- _The exercise_
Find the string "http" in the entries and copy each line that has it.

- _Collection entries_
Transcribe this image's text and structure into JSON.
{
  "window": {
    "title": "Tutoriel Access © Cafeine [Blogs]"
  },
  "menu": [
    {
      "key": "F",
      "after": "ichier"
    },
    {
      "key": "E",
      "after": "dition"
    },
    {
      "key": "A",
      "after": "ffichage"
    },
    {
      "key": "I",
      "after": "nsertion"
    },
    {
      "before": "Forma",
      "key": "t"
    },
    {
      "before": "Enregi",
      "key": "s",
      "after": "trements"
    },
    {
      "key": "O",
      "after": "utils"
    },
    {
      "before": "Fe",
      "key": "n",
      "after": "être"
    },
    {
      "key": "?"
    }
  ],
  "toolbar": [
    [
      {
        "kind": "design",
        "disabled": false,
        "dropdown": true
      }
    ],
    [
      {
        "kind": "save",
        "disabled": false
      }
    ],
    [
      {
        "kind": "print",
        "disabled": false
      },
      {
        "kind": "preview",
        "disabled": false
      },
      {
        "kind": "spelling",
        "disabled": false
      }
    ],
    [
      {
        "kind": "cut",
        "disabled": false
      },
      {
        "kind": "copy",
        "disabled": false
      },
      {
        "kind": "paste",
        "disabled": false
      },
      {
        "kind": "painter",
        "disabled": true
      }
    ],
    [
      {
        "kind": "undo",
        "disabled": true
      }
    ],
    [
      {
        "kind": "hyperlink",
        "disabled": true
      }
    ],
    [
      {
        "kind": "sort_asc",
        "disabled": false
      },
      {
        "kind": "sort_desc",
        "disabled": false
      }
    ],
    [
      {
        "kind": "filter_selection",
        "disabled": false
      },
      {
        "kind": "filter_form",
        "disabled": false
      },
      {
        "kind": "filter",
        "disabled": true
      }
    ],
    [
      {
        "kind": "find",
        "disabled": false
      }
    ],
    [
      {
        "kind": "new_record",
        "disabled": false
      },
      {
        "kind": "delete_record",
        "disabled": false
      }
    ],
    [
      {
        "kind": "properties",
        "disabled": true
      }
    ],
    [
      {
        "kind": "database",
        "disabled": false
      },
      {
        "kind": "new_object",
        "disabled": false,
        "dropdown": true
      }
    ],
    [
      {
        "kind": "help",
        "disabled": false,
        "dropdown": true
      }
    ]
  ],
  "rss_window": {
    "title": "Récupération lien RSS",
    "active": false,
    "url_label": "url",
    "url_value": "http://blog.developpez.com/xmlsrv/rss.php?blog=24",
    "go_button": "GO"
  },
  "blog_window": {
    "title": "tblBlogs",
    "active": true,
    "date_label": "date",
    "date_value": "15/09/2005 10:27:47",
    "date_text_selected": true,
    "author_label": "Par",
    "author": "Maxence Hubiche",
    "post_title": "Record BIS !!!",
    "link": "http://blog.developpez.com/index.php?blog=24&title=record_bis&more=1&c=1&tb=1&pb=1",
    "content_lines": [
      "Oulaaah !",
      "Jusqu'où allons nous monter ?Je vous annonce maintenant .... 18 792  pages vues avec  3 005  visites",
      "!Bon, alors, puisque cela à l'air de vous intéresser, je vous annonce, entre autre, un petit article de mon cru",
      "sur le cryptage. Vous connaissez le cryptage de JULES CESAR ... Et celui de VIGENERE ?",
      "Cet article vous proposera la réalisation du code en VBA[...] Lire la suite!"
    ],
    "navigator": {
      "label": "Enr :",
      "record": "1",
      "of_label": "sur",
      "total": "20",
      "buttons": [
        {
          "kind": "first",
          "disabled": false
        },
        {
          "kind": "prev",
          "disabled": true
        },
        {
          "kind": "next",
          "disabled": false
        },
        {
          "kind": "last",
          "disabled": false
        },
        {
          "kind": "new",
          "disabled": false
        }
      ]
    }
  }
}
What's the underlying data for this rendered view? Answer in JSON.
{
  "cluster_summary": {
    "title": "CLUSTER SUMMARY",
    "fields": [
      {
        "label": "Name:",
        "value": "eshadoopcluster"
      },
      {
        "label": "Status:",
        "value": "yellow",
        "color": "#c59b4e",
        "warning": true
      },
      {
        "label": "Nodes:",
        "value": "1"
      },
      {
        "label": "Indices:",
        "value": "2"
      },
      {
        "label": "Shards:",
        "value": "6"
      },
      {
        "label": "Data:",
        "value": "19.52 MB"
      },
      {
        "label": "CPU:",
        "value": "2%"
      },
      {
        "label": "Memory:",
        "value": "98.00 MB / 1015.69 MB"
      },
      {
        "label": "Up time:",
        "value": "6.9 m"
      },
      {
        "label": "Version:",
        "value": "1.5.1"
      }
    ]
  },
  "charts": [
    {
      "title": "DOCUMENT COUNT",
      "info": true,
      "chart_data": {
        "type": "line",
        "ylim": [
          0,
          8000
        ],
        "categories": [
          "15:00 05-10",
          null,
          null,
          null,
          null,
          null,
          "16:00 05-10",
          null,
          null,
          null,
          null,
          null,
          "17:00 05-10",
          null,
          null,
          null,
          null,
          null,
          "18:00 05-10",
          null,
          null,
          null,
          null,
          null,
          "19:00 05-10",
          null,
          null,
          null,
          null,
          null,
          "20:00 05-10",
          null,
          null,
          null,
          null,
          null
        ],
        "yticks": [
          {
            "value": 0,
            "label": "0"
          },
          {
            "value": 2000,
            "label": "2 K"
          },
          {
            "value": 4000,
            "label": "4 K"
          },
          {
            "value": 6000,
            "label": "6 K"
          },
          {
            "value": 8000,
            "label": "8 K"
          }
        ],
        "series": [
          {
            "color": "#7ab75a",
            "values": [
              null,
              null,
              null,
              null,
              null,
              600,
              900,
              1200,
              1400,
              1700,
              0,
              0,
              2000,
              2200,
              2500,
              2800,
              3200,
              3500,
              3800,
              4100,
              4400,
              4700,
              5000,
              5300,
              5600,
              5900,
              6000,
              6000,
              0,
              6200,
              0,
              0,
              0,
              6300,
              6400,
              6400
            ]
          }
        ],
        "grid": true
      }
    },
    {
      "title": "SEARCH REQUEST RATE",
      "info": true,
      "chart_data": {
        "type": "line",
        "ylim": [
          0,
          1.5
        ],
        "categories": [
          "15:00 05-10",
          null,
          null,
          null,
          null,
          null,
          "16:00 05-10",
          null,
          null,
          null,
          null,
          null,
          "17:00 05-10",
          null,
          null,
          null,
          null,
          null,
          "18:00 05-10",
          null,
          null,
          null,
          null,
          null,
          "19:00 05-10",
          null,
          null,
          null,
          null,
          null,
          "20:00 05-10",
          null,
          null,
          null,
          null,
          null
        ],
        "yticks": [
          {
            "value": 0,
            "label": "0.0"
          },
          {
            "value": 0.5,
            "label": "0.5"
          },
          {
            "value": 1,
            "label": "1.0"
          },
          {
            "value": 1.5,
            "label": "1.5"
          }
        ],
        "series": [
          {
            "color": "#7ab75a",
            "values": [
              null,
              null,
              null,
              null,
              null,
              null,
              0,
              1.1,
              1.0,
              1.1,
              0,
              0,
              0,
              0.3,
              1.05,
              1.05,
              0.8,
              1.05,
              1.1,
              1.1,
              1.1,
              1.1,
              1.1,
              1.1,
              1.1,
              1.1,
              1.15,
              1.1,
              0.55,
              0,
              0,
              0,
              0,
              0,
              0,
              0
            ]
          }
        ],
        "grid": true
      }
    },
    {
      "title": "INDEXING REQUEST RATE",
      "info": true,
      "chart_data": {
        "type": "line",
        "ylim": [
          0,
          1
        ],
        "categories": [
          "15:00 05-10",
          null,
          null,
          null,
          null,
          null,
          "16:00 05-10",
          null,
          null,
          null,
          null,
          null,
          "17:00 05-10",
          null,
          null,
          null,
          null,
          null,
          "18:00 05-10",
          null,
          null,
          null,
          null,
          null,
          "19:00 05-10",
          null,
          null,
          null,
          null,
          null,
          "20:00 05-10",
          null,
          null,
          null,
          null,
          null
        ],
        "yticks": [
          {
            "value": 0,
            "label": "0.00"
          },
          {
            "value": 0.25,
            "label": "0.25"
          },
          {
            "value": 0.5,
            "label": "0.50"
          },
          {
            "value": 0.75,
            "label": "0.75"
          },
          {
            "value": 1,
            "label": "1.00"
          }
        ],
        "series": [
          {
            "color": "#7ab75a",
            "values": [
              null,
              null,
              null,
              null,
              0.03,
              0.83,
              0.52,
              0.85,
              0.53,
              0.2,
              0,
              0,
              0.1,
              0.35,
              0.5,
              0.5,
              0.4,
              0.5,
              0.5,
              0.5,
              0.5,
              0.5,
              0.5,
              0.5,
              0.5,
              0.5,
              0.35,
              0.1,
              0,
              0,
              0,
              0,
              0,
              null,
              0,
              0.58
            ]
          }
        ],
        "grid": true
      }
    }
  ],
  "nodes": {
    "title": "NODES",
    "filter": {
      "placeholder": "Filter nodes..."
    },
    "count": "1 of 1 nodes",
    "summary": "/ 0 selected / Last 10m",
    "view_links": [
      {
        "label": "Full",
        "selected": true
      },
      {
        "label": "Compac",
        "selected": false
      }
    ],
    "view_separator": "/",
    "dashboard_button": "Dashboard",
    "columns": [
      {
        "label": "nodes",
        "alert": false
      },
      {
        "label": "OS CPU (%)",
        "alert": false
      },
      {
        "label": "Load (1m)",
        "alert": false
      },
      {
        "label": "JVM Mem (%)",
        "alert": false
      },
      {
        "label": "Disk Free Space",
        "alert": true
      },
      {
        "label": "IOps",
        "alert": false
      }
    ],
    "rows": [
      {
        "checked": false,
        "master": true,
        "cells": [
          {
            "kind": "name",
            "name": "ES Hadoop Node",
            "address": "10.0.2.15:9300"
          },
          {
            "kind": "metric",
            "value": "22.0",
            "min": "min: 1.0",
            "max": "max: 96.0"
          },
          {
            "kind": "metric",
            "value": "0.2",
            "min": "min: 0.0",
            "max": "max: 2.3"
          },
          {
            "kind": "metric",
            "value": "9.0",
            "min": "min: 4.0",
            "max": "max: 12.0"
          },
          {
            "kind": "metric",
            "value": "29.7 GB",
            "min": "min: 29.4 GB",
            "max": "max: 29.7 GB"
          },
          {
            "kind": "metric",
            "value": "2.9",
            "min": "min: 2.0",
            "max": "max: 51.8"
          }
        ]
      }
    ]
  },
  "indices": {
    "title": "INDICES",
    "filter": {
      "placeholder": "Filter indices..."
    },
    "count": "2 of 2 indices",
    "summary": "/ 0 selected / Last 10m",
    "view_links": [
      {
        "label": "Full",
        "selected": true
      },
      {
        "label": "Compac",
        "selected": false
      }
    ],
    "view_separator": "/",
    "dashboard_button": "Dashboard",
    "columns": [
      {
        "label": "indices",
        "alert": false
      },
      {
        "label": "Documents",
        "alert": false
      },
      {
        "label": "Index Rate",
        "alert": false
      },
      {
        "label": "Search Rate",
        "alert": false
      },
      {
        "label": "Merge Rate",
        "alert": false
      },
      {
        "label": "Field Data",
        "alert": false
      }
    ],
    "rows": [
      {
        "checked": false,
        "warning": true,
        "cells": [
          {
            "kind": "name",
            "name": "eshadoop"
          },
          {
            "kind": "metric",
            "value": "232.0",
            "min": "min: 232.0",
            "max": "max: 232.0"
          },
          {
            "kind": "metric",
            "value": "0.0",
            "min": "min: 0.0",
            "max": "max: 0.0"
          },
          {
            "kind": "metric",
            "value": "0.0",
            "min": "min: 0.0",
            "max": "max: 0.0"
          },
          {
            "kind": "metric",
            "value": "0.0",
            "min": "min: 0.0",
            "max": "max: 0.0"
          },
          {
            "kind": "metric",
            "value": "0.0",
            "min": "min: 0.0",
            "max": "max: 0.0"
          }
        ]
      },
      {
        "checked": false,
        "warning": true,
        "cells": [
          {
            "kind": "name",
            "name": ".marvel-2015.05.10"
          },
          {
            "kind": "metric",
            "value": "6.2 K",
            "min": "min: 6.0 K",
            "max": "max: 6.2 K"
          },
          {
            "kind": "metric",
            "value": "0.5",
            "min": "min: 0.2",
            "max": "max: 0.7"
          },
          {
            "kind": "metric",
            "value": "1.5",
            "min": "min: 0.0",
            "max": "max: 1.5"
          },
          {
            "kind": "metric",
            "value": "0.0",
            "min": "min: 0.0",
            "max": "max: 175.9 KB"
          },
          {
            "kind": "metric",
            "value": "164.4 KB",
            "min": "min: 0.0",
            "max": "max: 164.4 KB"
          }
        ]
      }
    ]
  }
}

- _Solution to the problem_
    "url_value": "http://blog.developpez.com/xmlsrv/rss.php?blog=24",
    "link": "http://blog.developpez.com/index.php?blog=24&title=record_bis&more=1&c=1&tb=1&pb=1",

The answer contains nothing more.